## BEGIN

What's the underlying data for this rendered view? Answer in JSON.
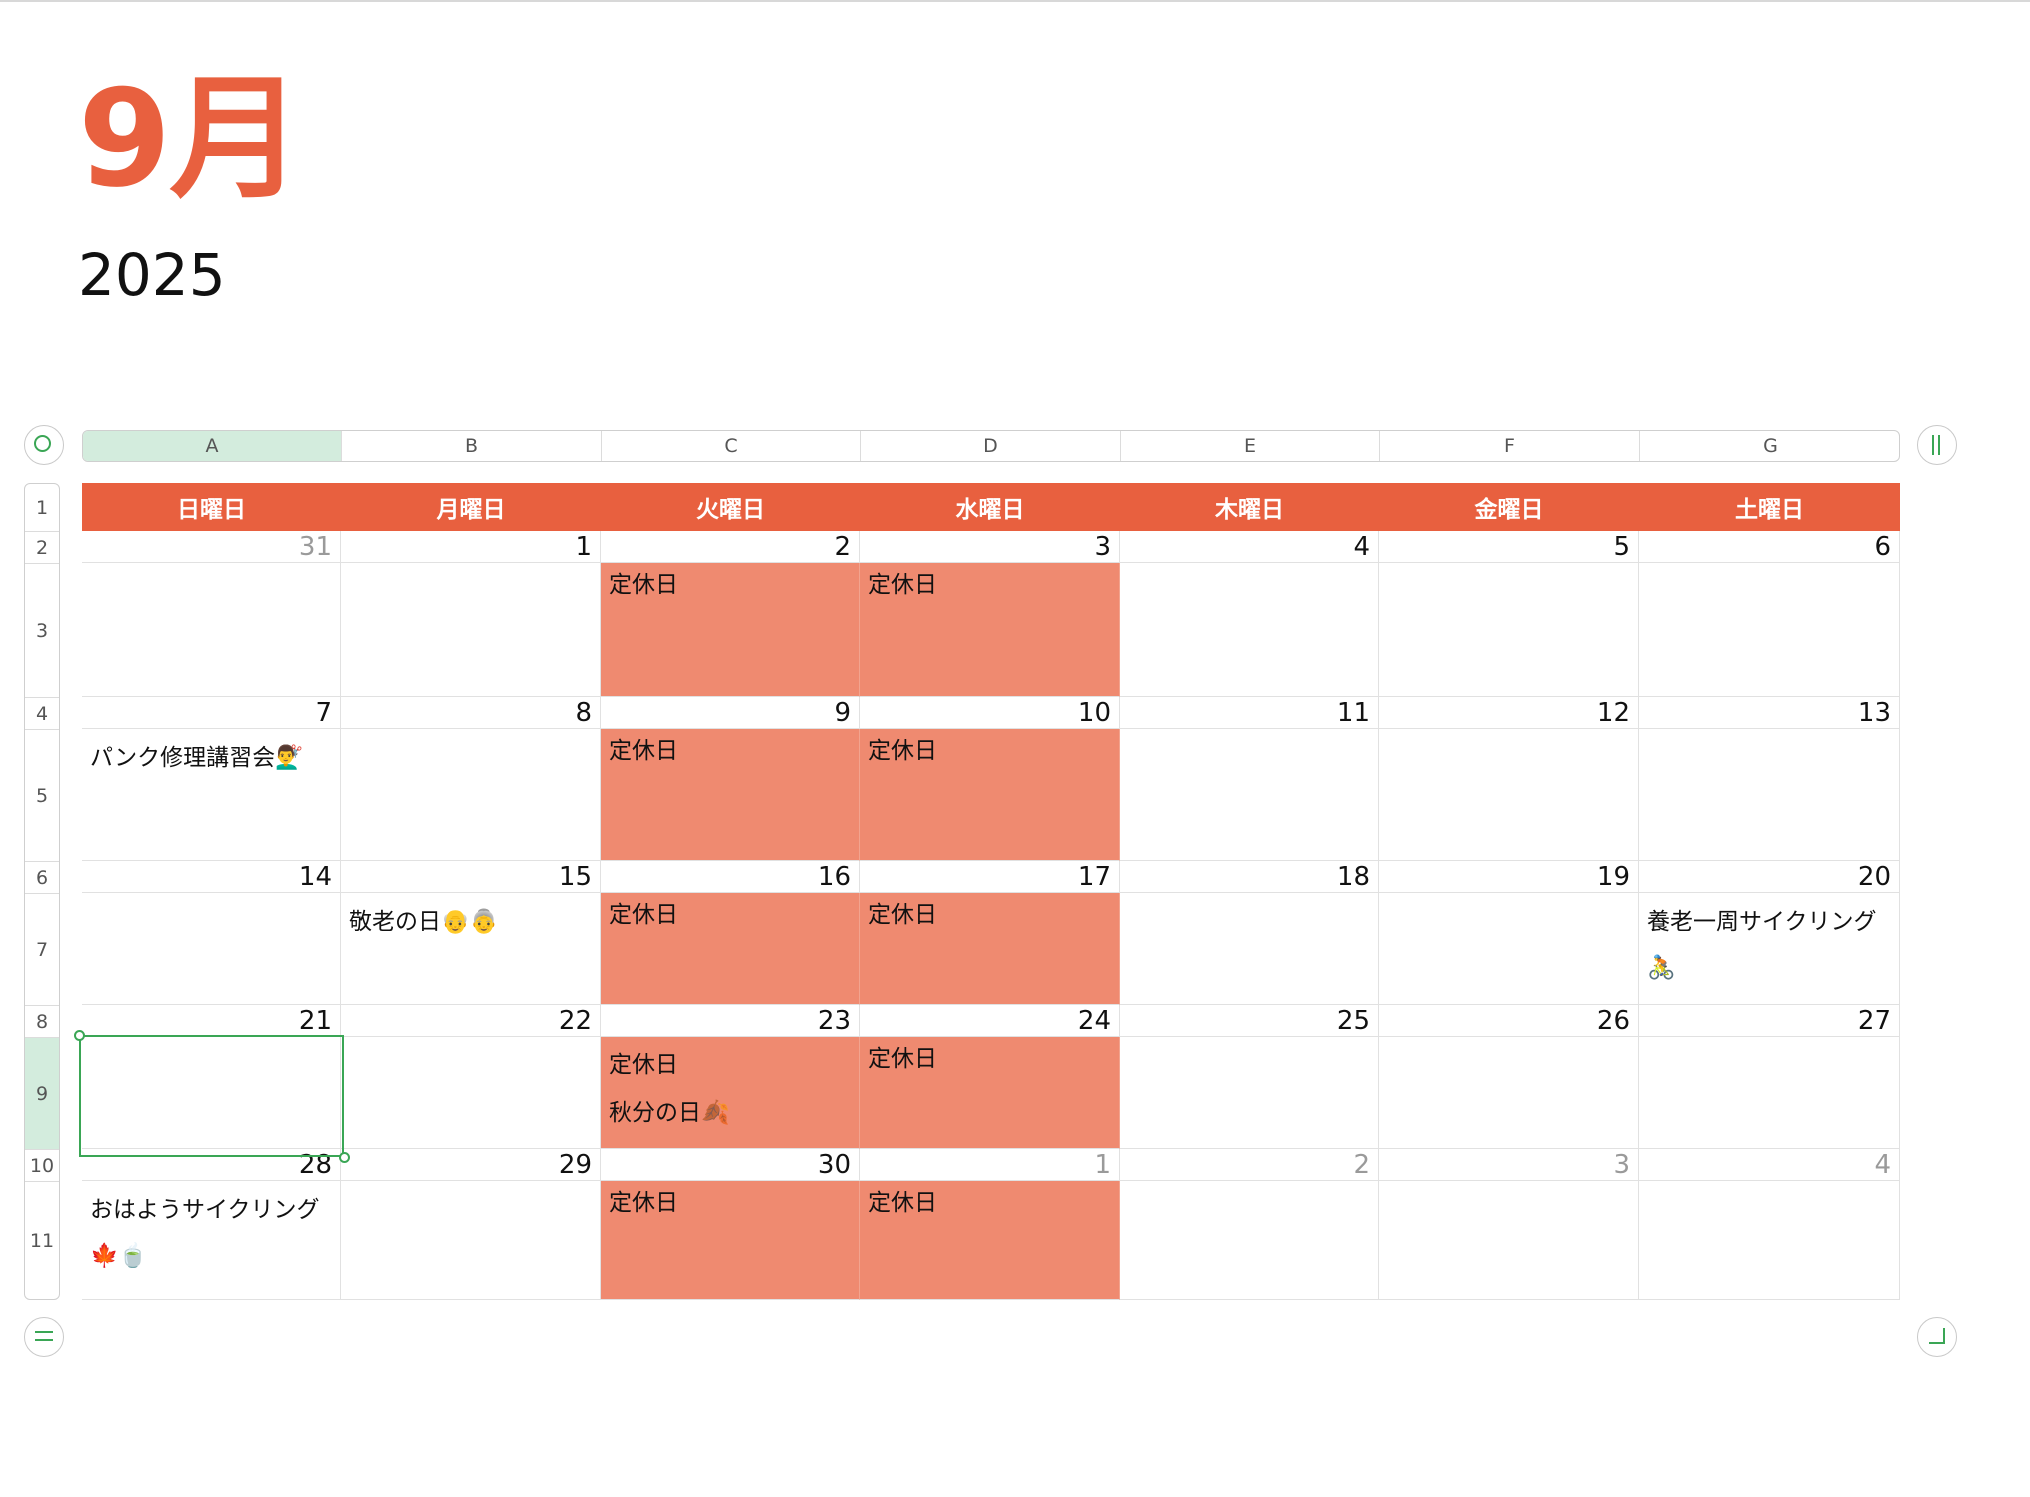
{
  "title": {
    "month": "9月",
    "year": "2025"
  },
  "column_headers": [
    "A",
    "B",
    "C",
    "D",
    "E",
    "F",
    "G"
  ],
  "row_headers": [
    "1",
    "2",
    "3",
    "4",
    "5",
    "6",
    "7",
    "8",
    "9",
    "10",
    "11"
  ],
  "selected_column": "A",
  "selected_row": "9",
  "weekdays": [
    "日曜日",
    "月曜日",
    "火曜日",
    "水曜日",
    "木曜日",
    "金曜日",
    "土曜日"
  ],
  "weeks": [
    {
      "dates": [
        "31",
        "1",
        "2",
        "3",
        "4",
        "5",
        "6"
      ],
      "dim": [
        true,
        false,
        false,
        false,
        false,
        false,
        false
      ],
      "events": [
        "",
        "",
        "定休日",
        "定休日",
        "",
        "",
        ""
      ],
      "closed": [
        false,
        false,
        true,
        true,
        false,
        false,
        false
      ]
    },
    {
      "dates": [
        "7",
        "8",
        "9",
        "10",
        "11",
        "12",
        "13"
      ],
      "dim": [
        false,
        false,
        false,
        false,
        false,
        false,
        false
      ],
      "events": [
        "パンク修理講習会💇‍♂️",
        "",
        "定休日",
        "定休日",
        "",
        "",
        ""
      ],
      "closed": [
        false,
        false,
        true,
        true,
        false,
        false,
        false
      ]
    },
    {
      "dates": [
        "14",
        "15",
        "16",
        "17",
        "18",
        "19",
        "20"
      ],
      "dim": [
        false,
        false,
        false,
        false,
        false,
        false,
        false
      ],
      "events": [
        "",
        "敬老の日👴👵",
        "定休日",
        "定休日",
        "",
        "",
        "養老一周サイクリング🚴"
      ],
      "closed": [
        false,
        false,
        true,
        true,
        false,
        false,
        false
      ]
    },
    {
      "dates": [
        "21",
        "22",
        "23",
        "24",
        "25",
        "26",
        "27"
      ],
      "dim": [
        false,
        false,
        false,
        false,
        false,
        false,
        false
      ],
      "events": [
        "",
        "",
        "定休日\n秋分の日🍂",
        "定休日",
        "",
        "",
        ""
      ],
      "closed": [
        false,
        false,
        true,
        true,
        false,
        false,
        false
      ]
    },
    {
      "dates": [
        "28",
        "29",
        "30",
        "1",
        "2",
        "3",
        "4"
      ],
      "dim": [
        false,
        false,
        false,
        true,
        true,
        true,
        true
      ],
      "events": [
        "おはようサイクリング🍁🍵",
        "",
        "定休日",
        "定休日",
        "",
        "",
        ""
      ],
      "closed": [
        false,
        false,
        true,
        true,
        false,
        false,
        false
      ]
    }
  ],
  "colors": {
    "accent": "#e8603f",
    "closed_fill": "#ef8a70",
    "selection": "#3aa655"
  }
}
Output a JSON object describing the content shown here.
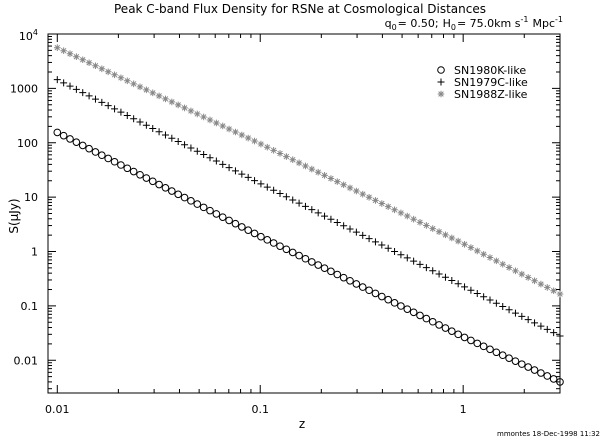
{
  "chart_data": {
    "type": "scatter",
    "title": "Peak C-band Flux Density for RSNe at Cosmological Distances",
    "subtitle": {
      "q_symbol": "q",
      "q_sub": "0",
      "q_text": "= 0.50;",
      "h_symbol": "H",
      "h_sub": "0",
      "h_text": "= 75.0km s",
      "s_exp": "-1",
      "mpc_text": "Mpc",
      "mpc_exp": "-1"
    },
    "xlabel": "z",
    "ylabel": "S(μJy)",
    "xscale": "log",
    "yscale": "log",
    "xlim": [
      0.009,
      3.0
    ],
    "ylim": [
      0.0025,
      10000
    ],
    "x_ticks": [
      {
        "value": 0.01,
        "label": "0.01"
      },
      {
        "value": 0.1,
        "label": "0.1"
      },
      {
        "value": 1,
        "label": "1"
      }
    ],
    "y_ticks": [
      {
        "value": 0.01,
        "label": "0.01"
      },
      {
        "value": 0.1,
        "label": "0.1"
      },
      {
        "value": 1,
        "label": "1"
      },
      {
        "value": 10,
        "label": "10"
      },
      {
        "value": 100,
        "label": "100"
      },
      {
        "value": 1000,
        "label": "1000"
      }
    ],
    "y_top_tick": {
      "value": 10000,
      "base": "10",
      "exp": "4"
    },
    "z_range": [
      0.01,
      3.0
    ],
    "points_per_series": 80,
    "legend_position": "top-right",
    "series": [
      {
        "name": "SN1980K-like",
        "marker": "circle",
        "color": "#000000",
        "anchors": [
          [
            0.01,
            155
          ],
          [
            0.1,
            1.9
          ],
          [
            1,
            0.027
          ],
          [
            3.0,
            0.004
          ]
        ]
      },
      {
        "name": "SN1979C-like",
        "marker": "plus",
        "color": "#000000",
        "anchors": [
          [
            0.01,
            1450
          ],
          [
            0.1,
            17.8
          ],
          [
            1,
            0.23
          ],
          [
            3.0,
            0.028
          ]
        ]
      },
      {
        "name": "SN1988Z-like",
        "marker": "asterisk",
        "color": "#888888",
        "anchors": [
          [
            0.01,
            5600
          ],
          [
            0.1,
            96
          ],
          [
            1,
            1.4
          ],
          [
            3.0,
            0.165
          ]
        ]
      }
    ],
    "grid": false
  },
  "footer": {
    "timestamp": "mmontes 18-Dec-1998 11:32"
  }
}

## END

WHAT TO PRODUCE
Transcribe the records word for word and include no pictures.

RIGHT ANSWER
What's the underlying data for this rendered view? Answer in JSON.
{
  "title": {
    "month": "9月",
    "year": "2025"
  },
  "column_headers": [
    "A",
    "B",
    "C",
    "D",
    "E",
    "F",
    "G"
  ],
  "row_headers": [
    "1",
    "2",
    "3",
    "4",
    "5",
    "6",
    "7",
    "8",
    "9",
    "10",
    "11"
  ],
  "selected_column": "A",
  "selected_row": "9",
  "weekdays": [
    "日曜日",
    "月曜日",
    "火曜日",
    "水曜日",
    "木曜日",
    "金曜日",
    "土曜日"
  ],
  "weeks": [
    {
      "dates": [
        "31",
        "1",
        "2",
        "3",
        "4",
        "5",
        "6"
      ],
      "dim": [
        true,
        false,
        false,
        false,
        false,
        false,
        false
      ],
      "events": [
        "",
        "",
        "定休日",
        "定休日",
        "",
        "",
        ""
      ],
      "closed": [
        false,
        false,
        true,
        true,
        false,
        false,
        false
      ]
    },
    {
      "dates": [
        "7",
        "8",
        "9",
        "10",
        "11",
        "12",
        "13"
      ],
      "dim": [
        false,
        false,
        false,
        false,
        false,
        false,
        false
      ],
      "events": [
        "パンク修理講習会💇‍♂️",
        "",
        "定休日",
        "定休日",
        "",
        "",
        ""
      ],
      "closed": [
        false,
        false,
        true,
        true,
        false,
        false,
        false
      ]
    },
    {
      "dates": [
        "14",
        "15",
        "16",
        "17",
        "18",
        "19",
        "20"
      ],
      "dim": [
        false,
        false,
        false,
        false,
        false,
        false,
        false
      ],
      "events": [
        "",
        "敬老の日👴👵",
        "定休日",
        "定休日",
        "",
        "",
        "養老一周サイクリング🚴"
      ],
      "closed": [
        false,
        false,
        true,
        true,
        false,
        false,
        false
      ]
    },
    {
      "dates": [
        "21",
        "22",
        "23",
        "24",
        "25",
        "26",
        "27"
      ],
      "dim": [
        false,
        false,
        false,
        false,
        false,
        false,
        false
      ],
      "events": [
        "",
        "",
        "定休日\n秋分の日🍂",
        "定休日",
        "",
        "",
        ""
      ],
      "closed": [
        false,
        false,
        true,
        true,
        false,
        false,
        false
      ]
    },
    {
      "dates": [
        "28",
        "29",
        "30",
        "1",
        "2",
        "3",
        "4"
      ],
      "dim": [
        false,
        false,
        false,
        true,
        true,
        true,
        true
      ],
      "events": [
        "おはようサイクリング🍁🍵",
        "",
        "定休日",
        "定休日",
        "",
        "",
        ""
      ],
      "closed": [
        false,
        false,
        true,
        true,
        false,
        false,
        false
      ]
    }
  ],
  "colors": {
    "accent": "#e8603f",
    "closed_fill": "#ef8a70",
    "selection": "#3aa655"
  }
}
Output a JSON object describing the content shown here.
{
  "chart_data": {
    "type": "scatter",
    "title": "Peak C-band Flux Density for RSNe at Cosmological Distances",
    "subtitle": {
      "q_symbol": "q",
      "q_sub": "0",
      "q_text": "= 0.50;",
      "h_symbol": "H",
      "h_sub": "0",
      "h_text": "= 75.0km s",
      "s_exp": "-1",
      "mpc_text": "Mpc",
      "mpc_exp": "-1"
    },
    "xlabel": "z",
    "ylabel": "S(μJy)",
    "xscale": "log",
    "yscale": "log",
    "xlim": [
      0.009,
      3.0
    ],
    "ylim": [
      0.0025,
      10000
    ],
    "x_ticks": [
      {
        "value": 0.01,
        "label": "0.01"
      },
      {
        "value": 0.1,
        "label": "0.1"
      },
      {
        "value": 1,
        "label": "1"
      }
    ],
    "y_ticks": [
      {
        "value": 0.01,
        "label": "0.01"
      },
      {
        "value": 0.1,
        "label": "0.1"
      },
      {
        "value": 1,
        "label": "1"
      },
      {
        "value": 10,
        "label": "10"
      },
      {
        "value": 100,
        "label": "100"
      },
      {
        "value": 1000,
        "label": "1000"
      }
    ],
    "y_top_tick": {
      "value": 10000,
      "base": "10",
      "exp": "4"
    },
    "z_range": [
      0.01,
      3.0
    ],
    "points_per_series": 80,
    "legend_position": "top-right",
    "series": [
      {
        "name": "SN1980K-like",
        "marker": "circle",
        "color": "#000000",
        "anchors": [
          [
            0.01,
            155
          ],
          [
            0.1,
            1.9
          ],
          [
            1,
            0.027
          ],
          [
            3.0,
            0.004
          ]
        ]
      },
      {
        "name": "SN1979C-like",
        "marker": "plus",
        "color": "#000000",
        "anchors": [
          [
            0.01,
            1450
          ],
          [
            0.1,
            17.8
          ],
          [
            1,
            0.23
          ],
          [
            3.0,
            0.028
          ]
        ]
      },
      {
        "name": "SN1988Z-like",
        "marker": "asterisk",
        "color": "#888888",
        "anchors": [
          [
            0.01,
            5600
          ],
          [
            0.1,
            96
          ],
          [
            1,
            1.4
          ],
          [
            3.0,
            0.165
          ]
        ]
      }
    ],
    "grid": false
  },
  "footer": {
    "timestamp": "mmontes 18-Dec-1998 11:32"
  }
}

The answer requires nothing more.